## WHAT YOU NEED TO DO
Look over the lines below. Report each one that includes the string "this".
· · · · · · ·
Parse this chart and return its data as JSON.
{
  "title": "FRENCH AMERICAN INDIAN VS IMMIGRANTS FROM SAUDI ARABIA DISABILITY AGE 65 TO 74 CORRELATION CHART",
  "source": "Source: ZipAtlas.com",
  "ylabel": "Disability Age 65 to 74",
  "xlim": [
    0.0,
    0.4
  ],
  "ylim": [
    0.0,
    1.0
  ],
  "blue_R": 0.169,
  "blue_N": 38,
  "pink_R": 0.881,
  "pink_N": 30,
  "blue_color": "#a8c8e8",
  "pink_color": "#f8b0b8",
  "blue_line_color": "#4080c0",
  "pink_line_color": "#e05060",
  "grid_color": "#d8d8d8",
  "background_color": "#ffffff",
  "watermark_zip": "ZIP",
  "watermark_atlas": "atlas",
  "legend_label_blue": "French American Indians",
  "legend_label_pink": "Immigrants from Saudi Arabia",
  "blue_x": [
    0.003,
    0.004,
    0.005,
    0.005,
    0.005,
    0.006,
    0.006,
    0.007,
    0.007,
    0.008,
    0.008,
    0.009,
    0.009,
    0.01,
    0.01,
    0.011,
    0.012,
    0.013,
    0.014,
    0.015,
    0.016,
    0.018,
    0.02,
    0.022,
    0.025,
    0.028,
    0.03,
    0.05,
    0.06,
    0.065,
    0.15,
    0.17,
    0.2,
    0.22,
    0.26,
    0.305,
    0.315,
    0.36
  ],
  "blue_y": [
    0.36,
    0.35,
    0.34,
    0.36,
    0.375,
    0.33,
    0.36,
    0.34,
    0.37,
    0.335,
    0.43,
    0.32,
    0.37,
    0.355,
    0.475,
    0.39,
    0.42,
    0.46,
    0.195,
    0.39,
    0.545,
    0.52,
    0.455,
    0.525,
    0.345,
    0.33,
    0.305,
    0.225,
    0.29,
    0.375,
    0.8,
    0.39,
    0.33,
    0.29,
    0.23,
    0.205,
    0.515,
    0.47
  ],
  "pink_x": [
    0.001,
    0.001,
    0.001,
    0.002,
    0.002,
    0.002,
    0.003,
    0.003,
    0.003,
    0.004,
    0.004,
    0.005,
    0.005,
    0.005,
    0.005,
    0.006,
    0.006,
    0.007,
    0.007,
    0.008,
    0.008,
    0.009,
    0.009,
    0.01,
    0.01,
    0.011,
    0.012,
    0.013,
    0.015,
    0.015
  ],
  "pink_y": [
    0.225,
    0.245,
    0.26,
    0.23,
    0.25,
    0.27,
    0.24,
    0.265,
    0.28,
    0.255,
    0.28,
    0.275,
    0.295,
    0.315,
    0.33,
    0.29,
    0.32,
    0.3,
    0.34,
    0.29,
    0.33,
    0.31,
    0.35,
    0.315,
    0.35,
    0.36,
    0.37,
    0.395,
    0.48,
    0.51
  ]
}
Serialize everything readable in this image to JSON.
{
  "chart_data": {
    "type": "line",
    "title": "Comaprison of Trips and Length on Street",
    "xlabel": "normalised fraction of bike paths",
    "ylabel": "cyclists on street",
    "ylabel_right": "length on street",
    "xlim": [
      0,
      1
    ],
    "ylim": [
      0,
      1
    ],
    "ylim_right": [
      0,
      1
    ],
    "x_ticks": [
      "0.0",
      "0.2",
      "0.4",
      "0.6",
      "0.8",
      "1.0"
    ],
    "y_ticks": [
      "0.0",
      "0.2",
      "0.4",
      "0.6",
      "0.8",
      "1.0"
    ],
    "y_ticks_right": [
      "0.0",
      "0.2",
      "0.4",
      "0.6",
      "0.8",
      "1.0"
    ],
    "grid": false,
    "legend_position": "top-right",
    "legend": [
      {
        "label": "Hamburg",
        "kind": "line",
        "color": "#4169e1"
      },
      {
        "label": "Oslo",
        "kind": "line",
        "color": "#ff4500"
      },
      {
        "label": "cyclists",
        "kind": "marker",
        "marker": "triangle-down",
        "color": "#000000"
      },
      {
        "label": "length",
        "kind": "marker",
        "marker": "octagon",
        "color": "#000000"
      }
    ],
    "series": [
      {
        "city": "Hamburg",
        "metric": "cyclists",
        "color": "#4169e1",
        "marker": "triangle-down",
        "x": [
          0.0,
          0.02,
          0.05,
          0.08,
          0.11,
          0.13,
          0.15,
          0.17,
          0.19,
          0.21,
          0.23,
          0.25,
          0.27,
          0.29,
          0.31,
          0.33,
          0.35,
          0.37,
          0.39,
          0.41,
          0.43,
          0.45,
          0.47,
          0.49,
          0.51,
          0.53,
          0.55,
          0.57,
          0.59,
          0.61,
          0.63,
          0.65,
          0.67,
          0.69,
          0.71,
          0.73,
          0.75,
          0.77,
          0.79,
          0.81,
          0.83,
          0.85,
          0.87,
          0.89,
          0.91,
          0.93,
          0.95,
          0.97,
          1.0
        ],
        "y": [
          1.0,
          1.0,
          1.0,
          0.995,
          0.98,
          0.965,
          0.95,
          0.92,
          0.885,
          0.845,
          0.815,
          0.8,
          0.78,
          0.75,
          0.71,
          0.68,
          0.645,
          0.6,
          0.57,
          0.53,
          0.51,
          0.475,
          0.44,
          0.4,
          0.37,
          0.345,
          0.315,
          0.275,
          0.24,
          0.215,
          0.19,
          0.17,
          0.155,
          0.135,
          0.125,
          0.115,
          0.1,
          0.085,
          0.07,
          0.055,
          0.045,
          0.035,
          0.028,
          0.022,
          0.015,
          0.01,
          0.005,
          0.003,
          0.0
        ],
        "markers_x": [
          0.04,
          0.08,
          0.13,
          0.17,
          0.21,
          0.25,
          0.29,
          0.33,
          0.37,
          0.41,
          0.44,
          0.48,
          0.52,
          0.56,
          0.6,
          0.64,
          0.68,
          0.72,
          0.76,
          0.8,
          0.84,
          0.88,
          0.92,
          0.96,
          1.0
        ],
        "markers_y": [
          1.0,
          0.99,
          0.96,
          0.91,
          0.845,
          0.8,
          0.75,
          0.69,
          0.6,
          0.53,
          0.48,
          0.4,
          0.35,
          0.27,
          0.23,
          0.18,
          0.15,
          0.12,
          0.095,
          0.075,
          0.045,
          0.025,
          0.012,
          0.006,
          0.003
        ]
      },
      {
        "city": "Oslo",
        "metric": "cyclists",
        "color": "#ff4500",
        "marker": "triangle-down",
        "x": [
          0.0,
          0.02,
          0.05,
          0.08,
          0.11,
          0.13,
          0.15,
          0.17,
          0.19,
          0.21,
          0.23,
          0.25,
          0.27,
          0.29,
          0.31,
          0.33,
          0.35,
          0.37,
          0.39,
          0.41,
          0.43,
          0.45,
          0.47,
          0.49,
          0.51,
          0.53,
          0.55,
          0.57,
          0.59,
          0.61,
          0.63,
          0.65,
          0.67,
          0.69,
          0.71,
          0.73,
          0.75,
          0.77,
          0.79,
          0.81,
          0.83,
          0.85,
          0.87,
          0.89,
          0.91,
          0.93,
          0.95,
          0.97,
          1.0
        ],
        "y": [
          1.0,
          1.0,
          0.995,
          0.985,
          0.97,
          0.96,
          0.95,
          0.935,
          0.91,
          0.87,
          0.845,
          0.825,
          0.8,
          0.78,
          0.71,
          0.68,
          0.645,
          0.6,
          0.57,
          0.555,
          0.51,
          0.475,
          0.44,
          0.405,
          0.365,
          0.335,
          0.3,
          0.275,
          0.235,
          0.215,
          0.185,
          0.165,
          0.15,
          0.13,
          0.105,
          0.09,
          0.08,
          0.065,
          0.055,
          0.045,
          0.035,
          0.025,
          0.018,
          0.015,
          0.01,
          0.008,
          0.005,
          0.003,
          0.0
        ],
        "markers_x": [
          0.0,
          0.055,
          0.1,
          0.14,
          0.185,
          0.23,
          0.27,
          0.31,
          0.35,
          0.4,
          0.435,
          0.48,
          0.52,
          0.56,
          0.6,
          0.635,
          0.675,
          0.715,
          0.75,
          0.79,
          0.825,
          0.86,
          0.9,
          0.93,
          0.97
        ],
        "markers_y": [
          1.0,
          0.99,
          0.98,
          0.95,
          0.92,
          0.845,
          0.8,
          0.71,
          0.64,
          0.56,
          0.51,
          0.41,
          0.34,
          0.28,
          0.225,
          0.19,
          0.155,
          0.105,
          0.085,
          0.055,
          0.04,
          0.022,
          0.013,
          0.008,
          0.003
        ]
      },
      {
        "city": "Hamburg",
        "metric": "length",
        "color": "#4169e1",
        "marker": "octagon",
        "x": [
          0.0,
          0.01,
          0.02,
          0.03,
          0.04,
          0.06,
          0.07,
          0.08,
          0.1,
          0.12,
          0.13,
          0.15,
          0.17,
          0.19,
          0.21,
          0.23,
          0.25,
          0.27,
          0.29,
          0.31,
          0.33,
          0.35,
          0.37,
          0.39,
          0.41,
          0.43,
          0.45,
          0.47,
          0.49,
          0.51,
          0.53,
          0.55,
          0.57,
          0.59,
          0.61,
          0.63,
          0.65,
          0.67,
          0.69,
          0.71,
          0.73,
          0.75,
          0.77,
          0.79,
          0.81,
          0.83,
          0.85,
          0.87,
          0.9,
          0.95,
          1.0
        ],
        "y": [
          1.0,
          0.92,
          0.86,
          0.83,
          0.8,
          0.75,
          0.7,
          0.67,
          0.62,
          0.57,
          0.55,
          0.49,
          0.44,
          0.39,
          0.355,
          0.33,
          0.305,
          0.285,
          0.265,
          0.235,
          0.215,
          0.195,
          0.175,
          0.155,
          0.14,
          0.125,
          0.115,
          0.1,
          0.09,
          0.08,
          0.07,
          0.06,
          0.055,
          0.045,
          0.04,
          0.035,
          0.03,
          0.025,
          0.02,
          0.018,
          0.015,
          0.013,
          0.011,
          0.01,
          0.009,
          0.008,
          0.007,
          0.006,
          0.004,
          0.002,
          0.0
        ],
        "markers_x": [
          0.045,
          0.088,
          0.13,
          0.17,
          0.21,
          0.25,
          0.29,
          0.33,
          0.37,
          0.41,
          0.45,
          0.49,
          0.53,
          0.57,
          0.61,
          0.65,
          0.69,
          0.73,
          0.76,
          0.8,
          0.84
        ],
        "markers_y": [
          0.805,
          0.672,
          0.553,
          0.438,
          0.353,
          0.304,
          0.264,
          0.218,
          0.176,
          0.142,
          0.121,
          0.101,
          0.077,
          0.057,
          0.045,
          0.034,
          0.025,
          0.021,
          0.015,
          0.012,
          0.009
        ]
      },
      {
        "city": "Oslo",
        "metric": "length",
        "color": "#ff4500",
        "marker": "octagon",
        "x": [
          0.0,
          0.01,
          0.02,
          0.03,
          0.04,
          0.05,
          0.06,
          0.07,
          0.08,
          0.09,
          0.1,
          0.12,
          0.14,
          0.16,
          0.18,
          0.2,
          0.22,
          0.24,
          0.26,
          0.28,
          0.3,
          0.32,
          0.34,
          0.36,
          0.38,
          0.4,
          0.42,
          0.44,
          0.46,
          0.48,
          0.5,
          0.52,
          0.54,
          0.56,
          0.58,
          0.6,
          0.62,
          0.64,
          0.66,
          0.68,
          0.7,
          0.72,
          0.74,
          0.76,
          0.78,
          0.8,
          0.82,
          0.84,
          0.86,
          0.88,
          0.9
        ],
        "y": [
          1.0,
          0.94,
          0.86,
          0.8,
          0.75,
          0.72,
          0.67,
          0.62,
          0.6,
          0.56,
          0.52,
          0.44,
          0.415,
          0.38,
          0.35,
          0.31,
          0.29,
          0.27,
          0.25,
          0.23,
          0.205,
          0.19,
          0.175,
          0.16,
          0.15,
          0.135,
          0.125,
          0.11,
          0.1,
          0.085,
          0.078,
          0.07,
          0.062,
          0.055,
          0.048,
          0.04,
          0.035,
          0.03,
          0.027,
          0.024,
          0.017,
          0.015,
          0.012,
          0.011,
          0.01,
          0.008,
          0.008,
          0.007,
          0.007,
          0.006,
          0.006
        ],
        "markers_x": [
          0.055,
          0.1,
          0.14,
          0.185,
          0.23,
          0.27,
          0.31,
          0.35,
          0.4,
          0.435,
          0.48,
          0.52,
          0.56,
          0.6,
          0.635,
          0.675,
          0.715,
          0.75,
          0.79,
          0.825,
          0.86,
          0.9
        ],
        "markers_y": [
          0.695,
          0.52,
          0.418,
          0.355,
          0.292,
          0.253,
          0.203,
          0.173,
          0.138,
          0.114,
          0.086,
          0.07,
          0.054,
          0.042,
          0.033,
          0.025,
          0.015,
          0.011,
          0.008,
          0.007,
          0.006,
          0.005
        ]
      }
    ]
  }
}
· · · · · · ·
## FULL RESPONSE
Parse this chart and return its data as JSON.
Serialize everything readable in this image to JSON.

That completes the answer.